**STATED PROBLEM:** Look through the entries below and count the lines with the word "text" in them; give only the number.

**DATA EXTRACT:**
--- --- ---

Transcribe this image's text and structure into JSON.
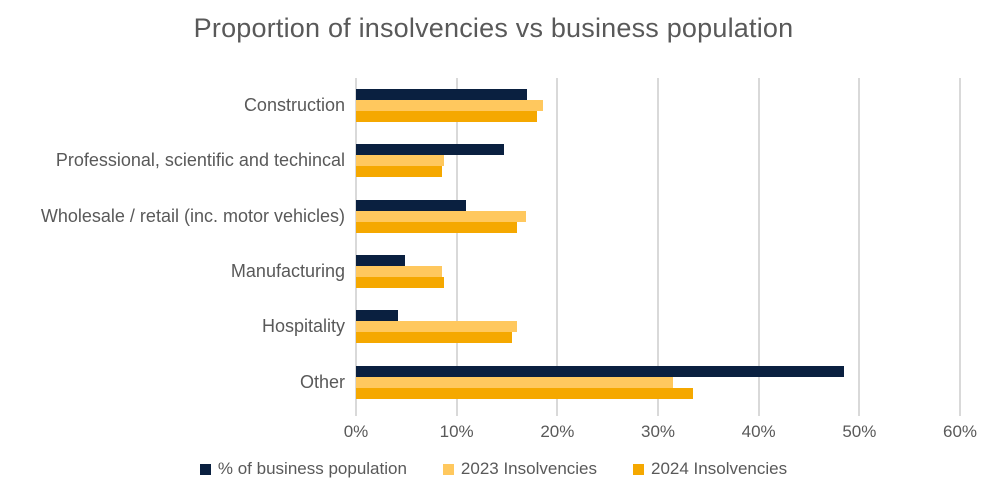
{
  "colors": {
    "text": "#595959",
    "gridline": "#d9d9d9",
    "background": "#ffffff",
    "series_navy": "#0a2040",
    "series_light_yellow": "#ffc85e",
    "series_orange": "#f5a800"
  },
  "chart_data": {
    "type": "bar",
    "orientation": "horizontal",
    "title": "Proportion of insolvencies vs business population",
    "categories": [
      "Construction",
      "Professional, scientific and techincal",
      "Wholesale / retail (inc. motor vehicles)",
      "Manufacturing",
      "Hospitality",
      "Other"
    ],
    "series": [
      {
        "name": "% of business population",
        "color": "#0a2040",
        "values": [
          17.0,
          14.7,
          10.9,
          4.9,
          4.2,
          48.5
        ]
      },
      {
        "name": "2023 Insolvencies",
        "color": "#ffc85e",
        "values": [
          18.6,
          8.7,
          16.9,
          8.5,
          16.0,
          31.5
        ]
      },
      {
        "name": "2024 Insolvencies",
        "color": "#f5a800",
        "values": [
          18.0,
          8.5,
          16.0,
          8.7,
          15.5,
          33.5
        ]
      }
    ],
    "xlabel": "",
    "ylabel": "",
    "xlim": [
      0,
      60
    ],
    "x_ticks": [
      0,
      10,
      20,
      30,
      40,
      50,
      60
    ],
    "x_tick_labels": [
      "0%",
      "10%",
      "20%",
      "30%",
      "40%",
      "50%",
      "60%"
    ],
    "grid": "vertical",
    "legend_position": "bottom"
  }
}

--- --- ---

**FINAL RESULT:** 2